-- Begin Provided data --

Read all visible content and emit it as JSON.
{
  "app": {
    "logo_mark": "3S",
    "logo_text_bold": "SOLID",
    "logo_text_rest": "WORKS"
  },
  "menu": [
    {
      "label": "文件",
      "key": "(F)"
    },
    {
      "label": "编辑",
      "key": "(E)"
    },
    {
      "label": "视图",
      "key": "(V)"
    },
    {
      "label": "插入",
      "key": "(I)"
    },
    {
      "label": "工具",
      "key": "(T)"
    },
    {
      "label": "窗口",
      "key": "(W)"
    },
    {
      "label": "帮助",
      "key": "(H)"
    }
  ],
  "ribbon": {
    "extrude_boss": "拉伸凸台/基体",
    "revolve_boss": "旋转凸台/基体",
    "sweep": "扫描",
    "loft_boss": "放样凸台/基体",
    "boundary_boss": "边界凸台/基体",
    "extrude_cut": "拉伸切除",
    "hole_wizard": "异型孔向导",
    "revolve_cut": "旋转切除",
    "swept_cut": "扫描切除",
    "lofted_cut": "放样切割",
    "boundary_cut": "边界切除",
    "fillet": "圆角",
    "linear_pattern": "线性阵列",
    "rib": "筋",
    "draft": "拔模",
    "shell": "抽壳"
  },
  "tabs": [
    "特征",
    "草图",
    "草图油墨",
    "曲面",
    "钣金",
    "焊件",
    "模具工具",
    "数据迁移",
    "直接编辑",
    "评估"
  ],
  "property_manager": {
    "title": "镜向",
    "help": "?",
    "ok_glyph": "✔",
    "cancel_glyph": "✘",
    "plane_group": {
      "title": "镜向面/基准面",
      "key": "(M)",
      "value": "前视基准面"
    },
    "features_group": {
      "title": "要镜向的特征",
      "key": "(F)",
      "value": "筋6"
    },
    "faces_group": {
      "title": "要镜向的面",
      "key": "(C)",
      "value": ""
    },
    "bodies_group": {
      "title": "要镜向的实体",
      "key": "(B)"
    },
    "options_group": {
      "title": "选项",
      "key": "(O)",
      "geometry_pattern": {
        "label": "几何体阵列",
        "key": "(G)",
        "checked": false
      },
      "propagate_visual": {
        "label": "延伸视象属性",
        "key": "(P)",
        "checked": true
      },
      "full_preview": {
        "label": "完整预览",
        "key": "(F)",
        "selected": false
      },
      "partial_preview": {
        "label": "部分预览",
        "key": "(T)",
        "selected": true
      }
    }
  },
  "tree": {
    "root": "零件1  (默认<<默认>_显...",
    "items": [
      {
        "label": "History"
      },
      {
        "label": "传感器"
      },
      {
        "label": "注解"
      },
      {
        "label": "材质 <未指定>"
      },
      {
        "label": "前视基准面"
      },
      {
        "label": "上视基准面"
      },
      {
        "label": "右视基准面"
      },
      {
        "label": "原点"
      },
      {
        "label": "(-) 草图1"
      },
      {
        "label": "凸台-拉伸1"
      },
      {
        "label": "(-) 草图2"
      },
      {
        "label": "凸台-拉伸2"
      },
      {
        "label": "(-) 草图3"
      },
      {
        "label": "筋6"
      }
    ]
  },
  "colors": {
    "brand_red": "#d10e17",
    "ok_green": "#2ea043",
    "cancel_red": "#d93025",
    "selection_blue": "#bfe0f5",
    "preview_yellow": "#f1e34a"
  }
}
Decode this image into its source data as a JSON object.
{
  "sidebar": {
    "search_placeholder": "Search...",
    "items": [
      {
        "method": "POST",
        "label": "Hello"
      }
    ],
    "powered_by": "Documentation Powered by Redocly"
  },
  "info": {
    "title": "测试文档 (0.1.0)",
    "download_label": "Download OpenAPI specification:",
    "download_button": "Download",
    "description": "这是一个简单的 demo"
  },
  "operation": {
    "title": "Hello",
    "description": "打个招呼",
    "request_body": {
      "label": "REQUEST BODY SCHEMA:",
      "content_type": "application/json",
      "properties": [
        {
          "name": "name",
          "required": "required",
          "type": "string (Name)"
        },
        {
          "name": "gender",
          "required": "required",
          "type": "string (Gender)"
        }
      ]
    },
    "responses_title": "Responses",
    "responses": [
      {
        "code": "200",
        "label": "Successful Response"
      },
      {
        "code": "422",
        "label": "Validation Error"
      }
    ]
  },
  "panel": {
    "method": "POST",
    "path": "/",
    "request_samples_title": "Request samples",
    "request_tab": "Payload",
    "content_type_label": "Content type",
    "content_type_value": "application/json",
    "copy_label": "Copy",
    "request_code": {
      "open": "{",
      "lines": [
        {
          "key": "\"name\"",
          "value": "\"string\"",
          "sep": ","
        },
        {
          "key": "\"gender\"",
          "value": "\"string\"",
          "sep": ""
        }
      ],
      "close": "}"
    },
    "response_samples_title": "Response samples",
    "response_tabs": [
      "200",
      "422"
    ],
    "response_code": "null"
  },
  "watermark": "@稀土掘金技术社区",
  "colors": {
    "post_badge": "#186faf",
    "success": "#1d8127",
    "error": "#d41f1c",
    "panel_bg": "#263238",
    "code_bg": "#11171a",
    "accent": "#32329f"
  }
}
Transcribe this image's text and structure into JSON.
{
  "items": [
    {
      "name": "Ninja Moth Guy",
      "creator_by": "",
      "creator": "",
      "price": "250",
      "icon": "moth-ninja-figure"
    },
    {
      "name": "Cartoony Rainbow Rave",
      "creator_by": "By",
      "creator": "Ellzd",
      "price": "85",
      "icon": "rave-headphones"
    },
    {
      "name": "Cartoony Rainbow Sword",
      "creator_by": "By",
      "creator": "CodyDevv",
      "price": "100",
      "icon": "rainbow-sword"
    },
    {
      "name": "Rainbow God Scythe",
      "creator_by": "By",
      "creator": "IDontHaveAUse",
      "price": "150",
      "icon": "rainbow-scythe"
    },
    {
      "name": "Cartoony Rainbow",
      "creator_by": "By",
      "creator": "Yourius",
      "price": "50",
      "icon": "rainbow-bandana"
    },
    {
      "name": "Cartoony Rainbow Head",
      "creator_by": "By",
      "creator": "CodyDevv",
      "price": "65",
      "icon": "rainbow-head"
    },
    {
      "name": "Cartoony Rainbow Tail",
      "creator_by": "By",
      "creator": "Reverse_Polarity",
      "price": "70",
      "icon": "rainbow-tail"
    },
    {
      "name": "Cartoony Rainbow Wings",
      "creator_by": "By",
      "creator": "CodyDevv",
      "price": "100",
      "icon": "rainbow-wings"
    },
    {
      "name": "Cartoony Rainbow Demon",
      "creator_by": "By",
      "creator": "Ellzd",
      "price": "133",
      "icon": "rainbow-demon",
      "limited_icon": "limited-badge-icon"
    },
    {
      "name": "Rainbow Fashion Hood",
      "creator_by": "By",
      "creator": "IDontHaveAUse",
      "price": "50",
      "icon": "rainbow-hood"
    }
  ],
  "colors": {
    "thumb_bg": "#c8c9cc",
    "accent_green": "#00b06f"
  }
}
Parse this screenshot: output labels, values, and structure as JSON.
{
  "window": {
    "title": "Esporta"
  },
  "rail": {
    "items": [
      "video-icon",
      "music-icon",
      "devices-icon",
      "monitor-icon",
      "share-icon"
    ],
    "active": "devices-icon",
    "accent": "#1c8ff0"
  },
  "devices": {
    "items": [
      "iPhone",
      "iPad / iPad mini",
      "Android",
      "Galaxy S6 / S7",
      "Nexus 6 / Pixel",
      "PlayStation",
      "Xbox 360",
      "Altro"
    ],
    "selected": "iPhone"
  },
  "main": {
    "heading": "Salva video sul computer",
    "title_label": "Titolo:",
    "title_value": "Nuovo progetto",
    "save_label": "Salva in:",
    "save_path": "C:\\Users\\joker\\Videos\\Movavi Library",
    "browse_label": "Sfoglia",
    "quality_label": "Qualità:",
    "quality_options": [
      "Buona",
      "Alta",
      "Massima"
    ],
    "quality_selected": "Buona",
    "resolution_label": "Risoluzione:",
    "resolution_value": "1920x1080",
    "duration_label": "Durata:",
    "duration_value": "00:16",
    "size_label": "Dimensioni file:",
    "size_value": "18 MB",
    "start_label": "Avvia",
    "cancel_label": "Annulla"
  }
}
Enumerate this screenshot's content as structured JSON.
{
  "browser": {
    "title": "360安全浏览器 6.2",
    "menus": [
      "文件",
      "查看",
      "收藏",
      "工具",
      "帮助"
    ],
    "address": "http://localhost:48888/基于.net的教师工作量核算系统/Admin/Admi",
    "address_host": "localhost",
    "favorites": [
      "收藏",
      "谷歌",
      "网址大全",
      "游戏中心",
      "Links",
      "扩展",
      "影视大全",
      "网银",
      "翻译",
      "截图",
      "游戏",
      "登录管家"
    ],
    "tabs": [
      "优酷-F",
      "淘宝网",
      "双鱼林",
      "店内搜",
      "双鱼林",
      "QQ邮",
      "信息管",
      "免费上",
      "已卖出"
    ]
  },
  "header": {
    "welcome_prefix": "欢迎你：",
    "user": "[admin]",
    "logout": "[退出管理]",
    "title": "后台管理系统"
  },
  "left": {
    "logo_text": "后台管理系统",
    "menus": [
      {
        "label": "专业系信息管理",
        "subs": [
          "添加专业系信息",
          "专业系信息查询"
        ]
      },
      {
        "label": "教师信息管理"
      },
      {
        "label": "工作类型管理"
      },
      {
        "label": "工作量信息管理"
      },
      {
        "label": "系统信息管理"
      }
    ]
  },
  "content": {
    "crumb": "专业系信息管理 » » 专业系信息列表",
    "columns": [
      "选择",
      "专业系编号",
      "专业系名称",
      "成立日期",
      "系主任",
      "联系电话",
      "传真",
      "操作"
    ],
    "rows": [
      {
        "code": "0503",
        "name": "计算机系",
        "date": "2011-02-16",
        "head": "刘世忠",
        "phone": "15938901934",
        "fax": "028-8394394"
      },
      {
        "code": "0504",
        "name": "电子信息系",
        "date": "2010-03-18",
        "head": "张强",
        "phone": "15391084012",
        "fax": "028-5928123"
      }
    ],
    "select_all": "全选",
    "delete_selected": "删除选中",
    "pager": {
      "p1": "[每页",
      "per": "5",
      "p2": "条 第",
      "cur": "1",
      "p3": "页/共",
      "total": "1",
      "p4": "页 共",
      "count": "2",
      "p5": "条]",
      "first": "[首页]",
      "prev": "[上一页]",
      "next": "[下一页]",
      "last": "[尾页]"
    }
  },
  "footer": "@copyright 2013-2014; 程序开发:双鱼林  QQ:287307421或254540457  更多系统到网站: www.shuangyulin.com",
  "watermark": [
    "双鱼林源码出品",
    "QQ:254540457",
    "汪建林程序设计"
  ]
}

-- End Provided data --

Copy out every line that includes the word "devices".

      "devices-icon",
    "active": "devices-icon",
  "devices": {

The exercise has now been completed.